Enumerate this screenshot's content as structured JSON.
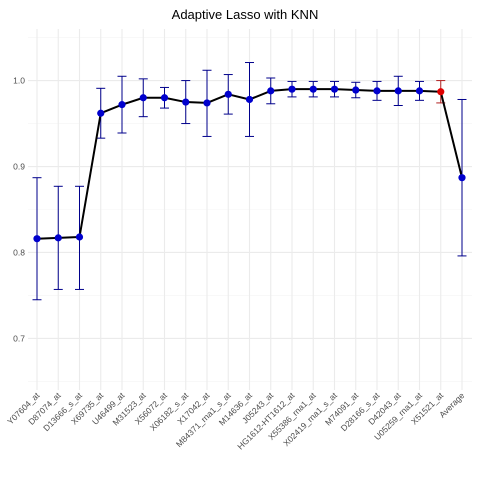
{
  "chart_data": {
    "type": "line",
    "title": "Adaptive Lasso with KNN",
    "xlabel": "",
    "ylabel": "",
    "ylim": [
      0.64,
      1.06
    ],
    "yticks": [
      0.7,
      0.8,
      0.9,
      1.0
    ],
    "y_tick_labels": [
      "0.7",
      "0.8",
      "0.9",
      "1.0"
    ],
    "grid": true,
    "categories": [
      "Y07604_at",
      "D87074_at",
      "D13666_s_at",
      "X69735_at",
      "U46499_at",
      "M31523_at",
      "X56072_at",
      "X06182_s_at",
      "X17042_at",
      "M84371_rna1_s_at",
      "M14636_at",
      "J05243_at",
      "HG1612-HT1612_at",
      "X55386_rna1_at",
      "X02419_rna1_s_at",
      "M74091_at",
      "D28166_s_at",
      "D42043_at",
      "U05259_rna1_at",
      "X51521_at",
      "Average"
    ],
    "series": [
      {
        "values": [
          0.816,
          0.817,
          0.818,
          0.962,
          0.972,
          0.98,
          0.98,
          0.975,
          0.974,
          0.984,
          0.978,
          0.988,
          0.99,
          0.99,
          0.99,
          0.989,
          0.988,
          0.988,
          0.988,
          0.987,
          0.887
        ],
        "lower": [
          0.745,
          0.757,
          0.757,
          0.933,
          0.939,
          0.958,
          0.968,
          0.95,
          0.935,
          0.961,
          0.935,
          0.973,
          0.981,
          0.981,
          0.981,
          0.98,
          0.977,
          0.971,
          0.977,
          0.974,
          0.796
        ],
        "upper": [
          0.887,
          0.877,
          0.877,
          0.991,
          1.005,
          1.002,
          0.992,
          1.0,
          1.012,
          1.007,
          1.021,
          1.003,
          0.999,
          0.999,
          0.999,
          0.998,
          0.999,
          1.005,
          0.999,
          1.0,
          0.978
        ]
      }
    ],
    "colors": {
      "point": "#0000cd",
      "highlight_point": "#e00000",
      "errorbar": "#00008b",
      "errorbar_highlight": "#b22222",
      "line": "#000000",
      "grid_major": "#ebebeb",
      "grid_minor": "#f5f5f5"
    },
    "highlight_index": 19
  }
}
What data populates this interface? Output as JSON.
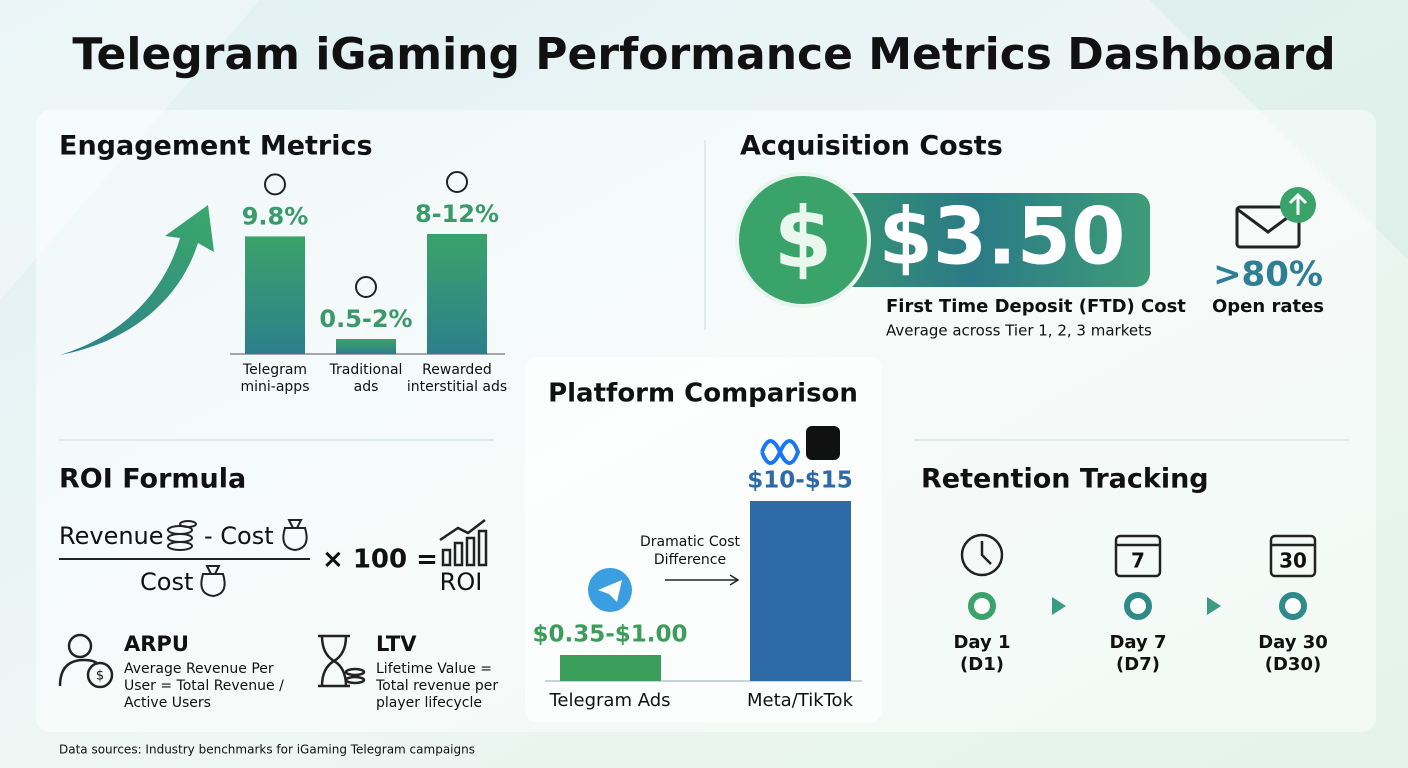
{
  "title": "Telegram iGaming Performance Metrics Dashboard",
  "engagement": {
    "heading": "Engagement Metrics",
    "bars": [
      {
        "label_lines": [
          "Telegram",
          "mini-apps"
        ],
        "value_label": "9.8%",
        "low": 9.8,
        "high": 9.8
      },
      {
        "label_lines": [
          "Traditional",
          "ads"
        ],
        "value_label": "0.5-2%",
        "low": 0.5,
        "high": 2
      },
      {
        "label_lines": [
          "Rewarded",
          "interstitial ads"
        ],
        "value_label": "8-12%",
        "low": 8,
        "high": 12
      }
    ]
  },
  "acquisition": {
    "heading": "Acquisition Costs",
    "cost": "$3.50",
    "cost_label": "First Time Deposit (FTD) Cost",
    "cost_note": "Average across Tier 1, 2, 3 markets",
    "open_rate": ">80%",
    "open_rate_label": "Open rates"
  },
  "roi": {
    "heading": "ROI Formula",
    "numerator_a": "Revenue",
    "numerator_b": "- Cost",
    "denominator": "Cost",
    "multiplier": "× 100 =",
    "result": "ROI",
    "metrics": [
      {
        "name": "ARPU",
        "description_lines": [
          "Average Revenue Per",
          "User = Total Revenue /",
          "Active Users"
        ]
      },
      {
        "name": "LTV",
        "description_lines": [
          "Lifetime Value =",
          "Total revenue per",
          "player lifecycle"
        ]
      }
    ]
  },
  "platform": {
    "heading": "Platform Comparison",
    "annotation_lines": [
      "Dramatic Cost",
      "Difference"
    ],
    "bars": [
      {
        "label": "Telegram Ads",
        "value_label": "$0.35-$1.00",
        "low": 0.35,
        "high": 1.0
      },
      {
        "label": "Meta/TikTok",
        "value_label": "$10-$15",
        "low": 10,
        "high": 15
      }
    ]
  },
  "retention": {
    "heading": "Retention Tracking",
    "milestones": [
      {
        "icon_label": null,
        "label": "Day 1",
        "code": "(D1)"
      },
      {
        "icon_label": "7",
        "label": "Day 7",
        "code": "(D7)"
      },
      {
        "icon_label": "30",
        "label": "Day 30",
        "code": "(D30)"
      }
    ]
  },
  "footer": "Data sources: Industry benchmarks for iGaming Telegram campaigns"
}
#####
### Your instructions:
Show every line where the string "Total" appears.

### Worked solution:
          "User = Total Revenue /",
          "Total revenue per",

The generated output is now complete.